BRIEF ::
Can you output the material exactly as written, minus any pictures it holds?

Dataset rows about figures
------------------------------------------------

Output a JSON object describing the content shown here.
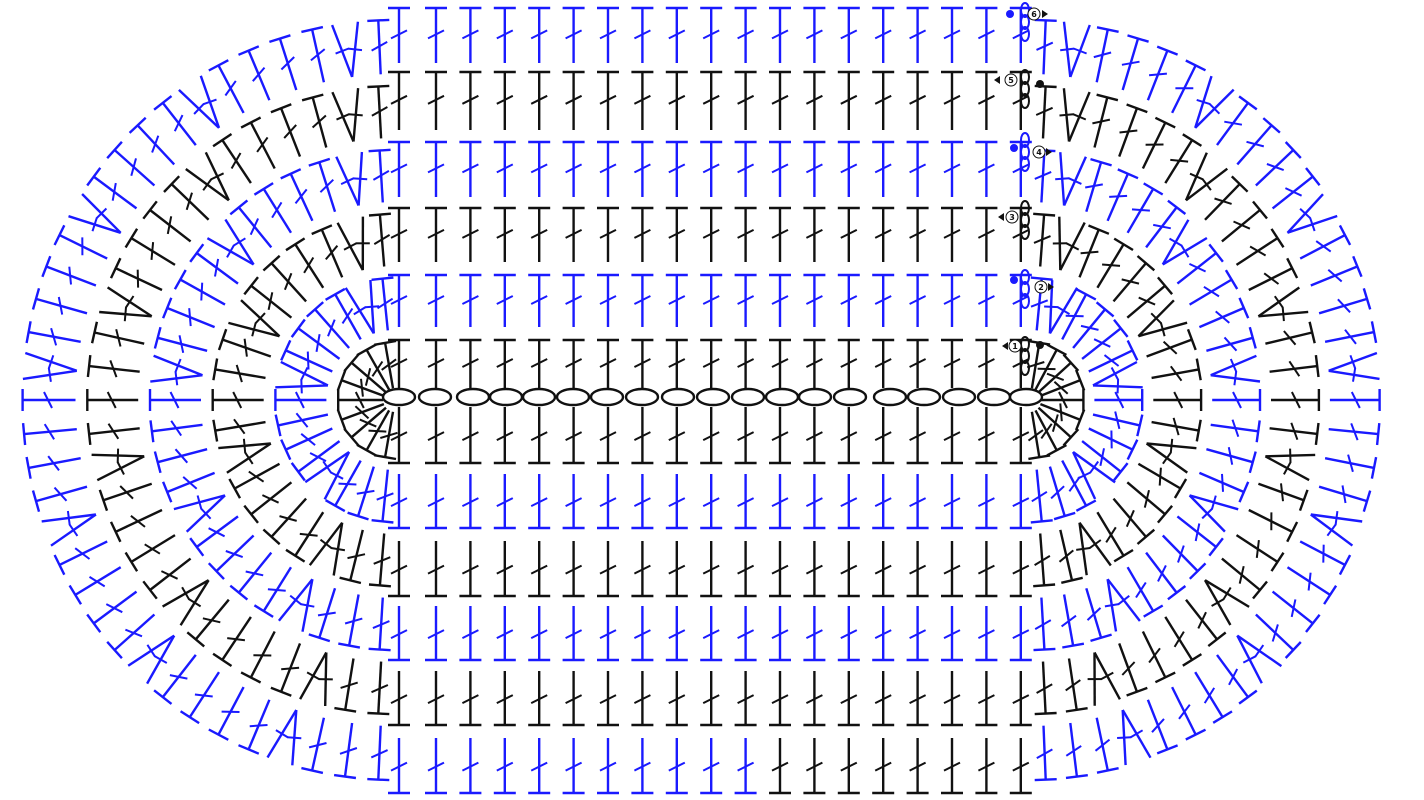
{
  "diagram": {
    "title": "",
    "colors": {
      "background": "#ffffff",
      "round_a": "#1a1aff",
      "round_b": "#111111"
    },
    "stitch_symbols": {
      "foundation": "chain",
      "body": "double-crochet",
      "increase": "double-crochet-increase-v",
      "turning": "chain-3"
    },
    "foundation_chain_count": 18,
    "rounds": [
      {
        "label": "1",
        "color": "#111111",
        "start": "right",
        "direction": "left"
      },
      {
        "label": "2",
        "color": "#1a1aff",
        "start": "right",
        "direction": "right"
      },
      {
        "label": "3",
        "color": "#111111",
        "start": "right",
        "direction": "left"
      },
      {
        "label": "4",
        "color": "#1a1aff",
        "start": "right",
        "direction": "right"
      },
      {
        "label": "5",
        "color": "#111111",
        "start": "right",
        "direction": "left"
      },
      {
        "label": "6",
        "color": "#1a1aff",
        "start": "right",
        "direction": "right"
      }
    ]
  }
}
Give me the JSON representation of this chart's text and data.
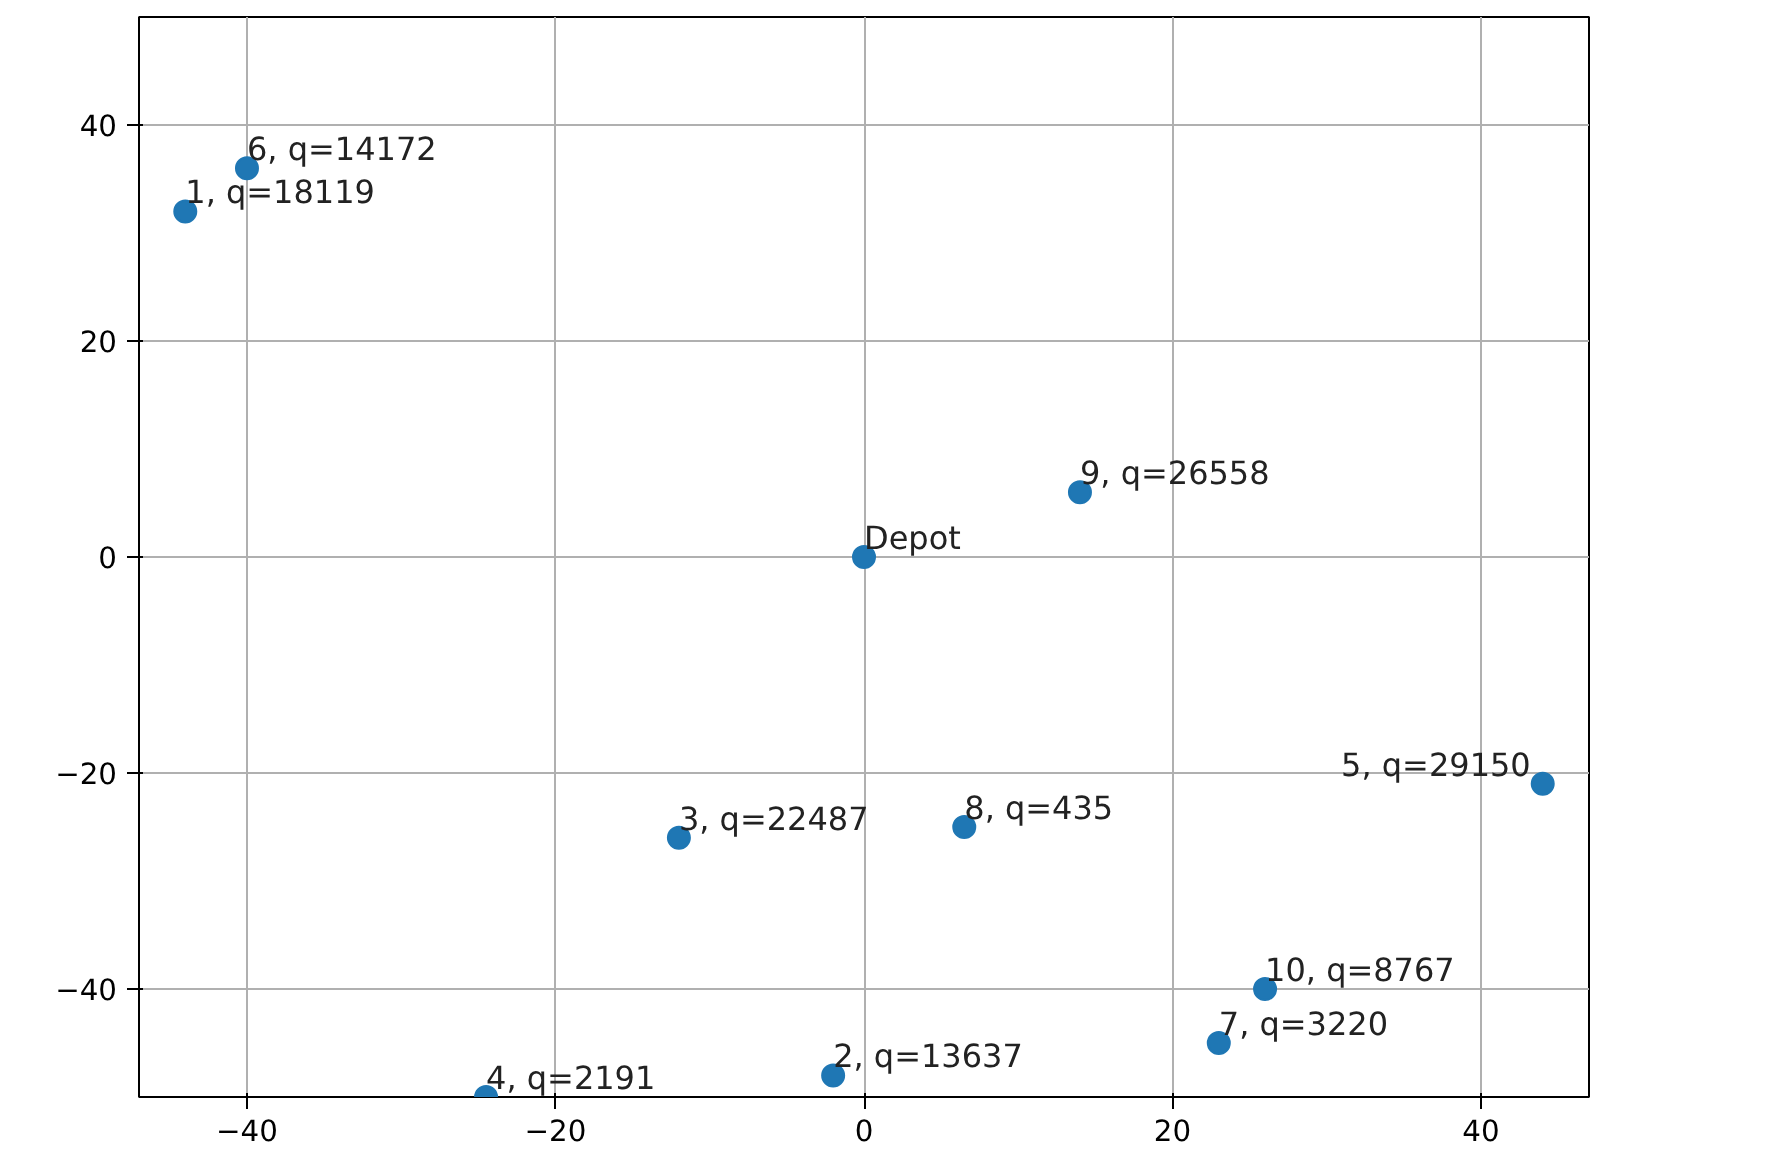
{
  "chart_data": {
    "type": "scatter",
    "x": [
      0,
      -44,
      -2,
      -12,
      -24.5,
      44,
      -40,
      23,
      6.5,
      14,
      26
    ],
    "values": [
      0,
      32,
      -48,
      -26,
      -50,
      -21,
      36,
      -45,
      -25,
      6,
      -40
    ],
    "color": "#1f77b4",
    "marker": "circle",
    "xlim": [
      -47,
      47
    ],
    "ylim": [
      -50,
      50
    ],
    "xticks": [
      -40,
      -20,
      0,
      20,
      40
    ],
    "yticks": [
      -40,
      -20,
      0,
      20,
      40
    ],
    "grid": true,
    "annotations": [
      {
        "text": "Depot",
        "x": 0,
        "y": 0
      },
      {
        "text": "1, q=18119",
        "x": -44,
        "y": 32
      },
      {
        "text": "2, q=13637",
        "x": -2,
        "y": -48
      },
      {
        "text": "3, q=22487",
        "x": -12,
        "y": -26
      },
      {
        "text": "4, q=2191",
        "x": -24.5,
        "y": -50
      },
      {
        "text": "5, q=29150",
        "x": 44,
        "y": -21
      },
      {
        "text": "6, q=14172",
        "x": -40,
        "y": 36
      },
      {
        "text": "7, q=3220",
        "x": 23,
        "y": -45
      },
      {
        "text": "8, q=435",
        "x": 6.5,
        "y": -25
      },
      {
        "text": "9, q=26558",
        "x": 14,
        "y": 6
      },
      {
        "text": "10, q=8767",
        "x": 26,
        "y": -40
      }
    ]
  }
}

------------------------------------------------

WRITTEN SOLUTION ::
Output a JSON object describing the content shown here.
{
  "diagram": {
    "title": "",
    "colors": {
      "background": "#ffffff",
      "round_a": "#1a1aff",
      "round_b": "#111111"
    },
    "stitch_symbols": {
      "foundation": "chain",
      "body": "double-crochet",
      "increase": "double-crochet-increase-v",
      "turning": "chain-3"
    },
    "foundation_chain_count": 18,
    "rounds": [
      {
        "label": "1",
        "color": "#111111",
        "start": "right",
        "direction": "left"
      },
      {
        "label": "2",
        "color": "#1a1aff",
        "start": "right",
        "direction": "right"
      },
      {
        "label": "3",
        "color": "#111111",
        "start": "right",
        "direction": "left"
      },
      {
        "label": "4",
        "color": "#1a1aff",
        "start": "right",
        "direction": "right"
      },
      {
        "label": "5",
        "color": "#111111",
        "start": "right",
        "direction": "left"
      },
      {
        "label": "6",
        "color": "#1a1aff",
        "start": "right",
        "direction": "right"
      }
    ]
  }
}
Give me the JSON representation of this chart's text and data.
{
  "chart_data": {
    "type": "scatter",
    "x": [
      0,
      -44,
      -2,
      -12,
      -24.5,
      44,
      -40,
      23,
      6.5,
      14,
      26
    ],
    "values": [
      0,
      32,
      -48,
      -26,
      -50,
      -21,
      36,
      -45,
      -25,
      6,
      -40
    ],
    "color": "#1f77b4",
    "marker": "circle",
    "xlim": [
      -47,
      47
    ],
    "ylim": [
      -50,
      50
    ],
    "xticks": [
      -40,
      -20,
      0,
      20,
      40
    ],
    "yticks": [
      -40,
      -20,
      0,
      20,
      40
    ],
    "grid": true,
    "annotations": [
      {
        "text": "Depot",
        "x": 0,
        "y": 0
      },
      {
        "text": "1, q=18119",
        "x": -44,
        "y": 32
      },
      {
        "text": "2, q=13637",
        "x": -2,
        "y": -48
      },
      {
        "text": "3, q=22487",
        "x": -12,
        "y": -26
      },
      {
        "text": "4, q=2191",
        "x": -24.5,
        "y": -50
      },
      {
        "text": "5, q=29150",
        "x": 44,
        "y": -21
      },
      {
        "text": "6, q=14172",
        "x": -40,
        "y": 36
      },
      {
        "text": "7, q=3220",
        "x": 23,
        "y": -45
      },
      {
        "text": "8, q=435",
        "x": 6.5,
        "y": -25
      },
      {
        "text": "9, q=26558",
        "x": 14,
        "y": 6
      },
      {
        "text": "10, q=8767",
        "x": 26,
        "y": -40
      }
    ]
  }
}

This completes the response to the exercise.